Short problem: Copy the data that follows exactly. Include no pictures.

Data shown:
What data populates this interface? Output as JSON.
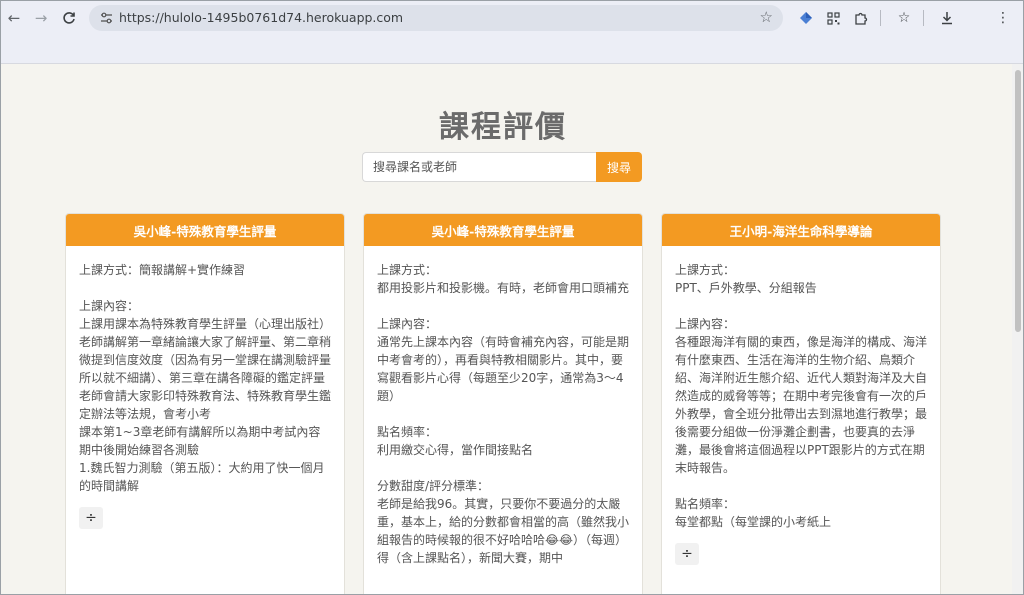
{
  "browser": {
    "url": "https://hulolo-1495b0761d74.herokuapp.com",
    "icons": {
      "back": "arrow-left-icon",
      "forward": "arrow-right-icon",
      "reload": "reload-icon",
      "site_info": "tune-icon",
      "bookmark": "star-icon",
      "extension1": "diamond-extension-icon",
      "extension2": "qr-extension-icon",
      "extensions": "puzzle-icon",
      "bookmarks_list": "star-list-icon",
      "downloads": "download-icon",
      "menu": "kebab-menu-icon"
    }
  },
  "page": {
    "title": "課程評價",
    "search": {
      "placeholder": "搜尋課名或老師",
      "value": "",
      "button_label": "搜尋"
    },
    "accent_color": "#f39a22",
    "expand_icon": "vertical-expand-icon"
  },
  "cards": [
    {
      "title": "吳小峰-特殊教育學生評量",
      "paragraphs": [
        "上課方式：簡報講解+實作練習",
        "上課內容：\n上課用課本為特殊教育學生評量（心理出版社）\n老師講解第一章緒論讓大家了解評量、第二章稍微提到信度效度（因為有另一堂課在講測驗評量所以就不細講）、第三章在講各障礙的鑑定評量老師會請大家影印特殊教育法、特殊教育學生鑑定辦法等法規，會考小考\n課本第1~3章老師有講解所以為期中考試內容\n期中後開始練習各測驗\n1.魏氏智力測驗（第五版）：大約用了快一個月的時間講解"
      ]
    },
    {
      "title": "吳小峰-特殊教育學生評量",
      "paragraphs": [
        "上課方式：\n都用投影片和投影機。有時，老師會用口頭補充",
        "上課內容：\n通常先上課本內容（有時會補充內容，可能是期中考會考的），再看與特教相關影片。其中，要寫觀看影片心得（每題至少20字，通常為3～4題）",
        "點名頻率：\n利用繳交心得，當作間接點名",
        "分數甜度/評分標準：\n老師是給我96。其實，只要你不要過分的太嚴重，基本上，給的分數都會相當的高（雖然我小組報告的時候報的很不好哈哈哈😂😂）（每週）得（含上課點名），新聞大賽，期中"
      ]
    },
    {
      "title": "王小明-海洋生命科學導論",
      "paragraphs": [
        "上課方式：\nPPT、戶外教學、分組報告",
        "上課內容：\n各種跟海洋有關的東西，像是海洋的構成、海洋有什麼東西、生活在海洋的生物介紹、鳥類介紹、海洋附近生態介紹、近代人類對海洋及大自然造成的威脅等等；在期中考完後會有一次的戶外教學，會全班分批帶出去到濕地進行教學；最後需要分組做一份淨灘企劃書，也要真的去淨灘，最後會將這個過程以PPT跟影片的方式在期末時報告。",
        "點名頻率：\n每堂都點（每堂課的小考紙上"
      ]
    }
  ]
}
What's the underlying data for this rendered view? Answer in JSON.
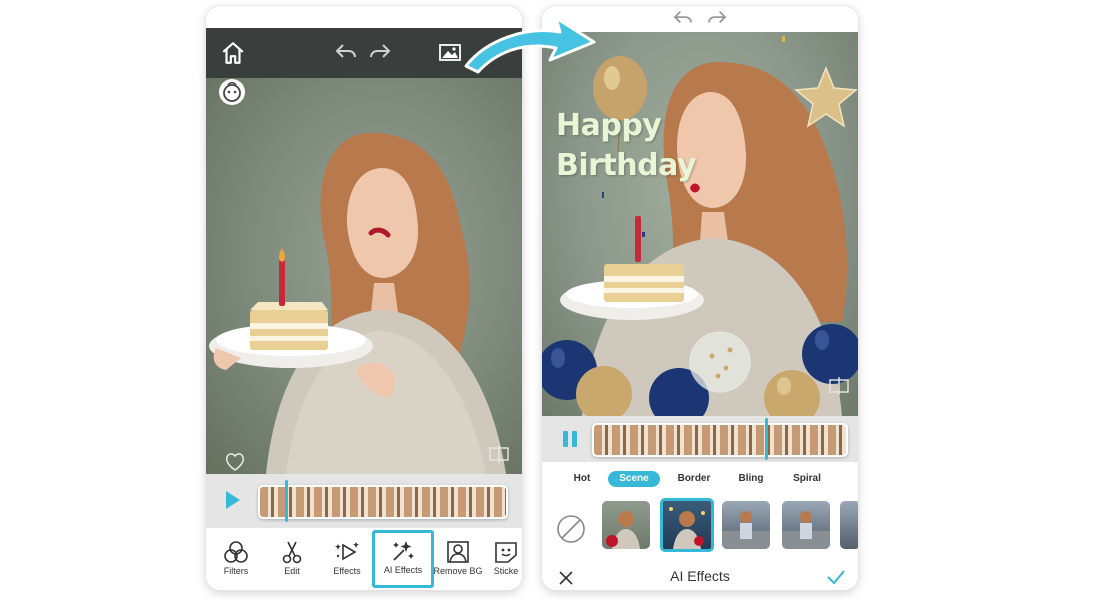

Expected answer:
What data populates this interface? Output as JSON.
{
  "browser": {
    "url": "https://hulolo-1495b0761d74.herokuapp.com",
    "icons": {
      "back": "arrow-left-icon",
      "forward": "arrow-right-icon",
      "reload": "reload-icon",
      "site_info": "tune-icon",
      "bookmark": "star-icon",
      "extension1": "diamond-extension-icon",
      "extension2": "qr-extension-icon",
      "extensions": "puzzle-icon",
      "bookmarks_list": "star-list-icon",
      "downloads": "download-icon",
      "menu": "kebab-menu-icon"
    }
  },
  "page": {
    "title": "課程評價",
    "search": {
      "placeholder": "搜尋課名或老師",
      "value": "",
      "button_label": "搜尋"
    },
    "accent_color": "#f39a22",
    "expand_icon": "vertical-expand-icon"
  },
  "cards": [
    {
      "title": "吳小峰-特殊教育學生評量",
      "paragraphs": [
        "上課方式：簡報講解+實作練習",
        "上課內容：\n上課用課本為特殊教育學生評量（心理出版社）\n老師講解第一章緒論讓大家了解評量、第二章稍微提到信度效度（因為有另一堂課在講測驗評量所以就不細講）、第三章在講各障礙的鑑定評量老師會請大家影印特殊教育法、特殊教育學生鑑定辦法等法規，會考小考\n課本第1~3章老師有講解所以為期中考試內容\n期中後開始練習各測驗\n1.魏氏智力測驗（第五版）：大約用了快一個月的時間講解"
      ]
    },
    {
      "title": "吳小峰-特殊教育學生評量",
      "paragraphs": [
        "上課方式：\n都用投影片和投影機。有時，老師會用口頭補充",
        "上課內容：\n通常先上課本內容（有時會補充內容，可能是期中考會考的），再看與特教相關影片。其中，要寫觀看影片心得（每題至少20字，通常為3～4題）",
        "點名頻率：\n利用繳交心得，當作間接點名",
        "分數甜度/評分標準：\n老師是給我96。其實，只要你不要過分的太嚴重，基本上，給的分數都會相當的高（雖然我小組報告的時候報的很不好哈哈哈😂😂）（每週）得（含上課點名），新聞大賽，期中"
      ]
    },
    {
      "title": "王小明-海洋生命科學導論",
      "paragraphs": [
        "上課方式：\nPPT、戶外教學、分組報告",
        "上課內容：\n各種跟海洋有關的東西，像是海洋的構成、海洋有什麼東西、生活在海洋的生物介紹、鳥類介紹、海洋附近生態介紹、近代人類對海洋及大自然造成的威脅等等；在期中考完後會有一次的戶外教學，會全班分批帶出去到濕地進行教學；最後需要分組做一份淨灘企劃書，也要真的去淨灘，最後會將這個過程以PPT跟影片的方式在期末時報告。",
        "點名頻率：\n每堂都點（每堂課的小考紙上"
      ]
    }
  ]
}
What's the underlying data for this rendered view? Answer in JSON.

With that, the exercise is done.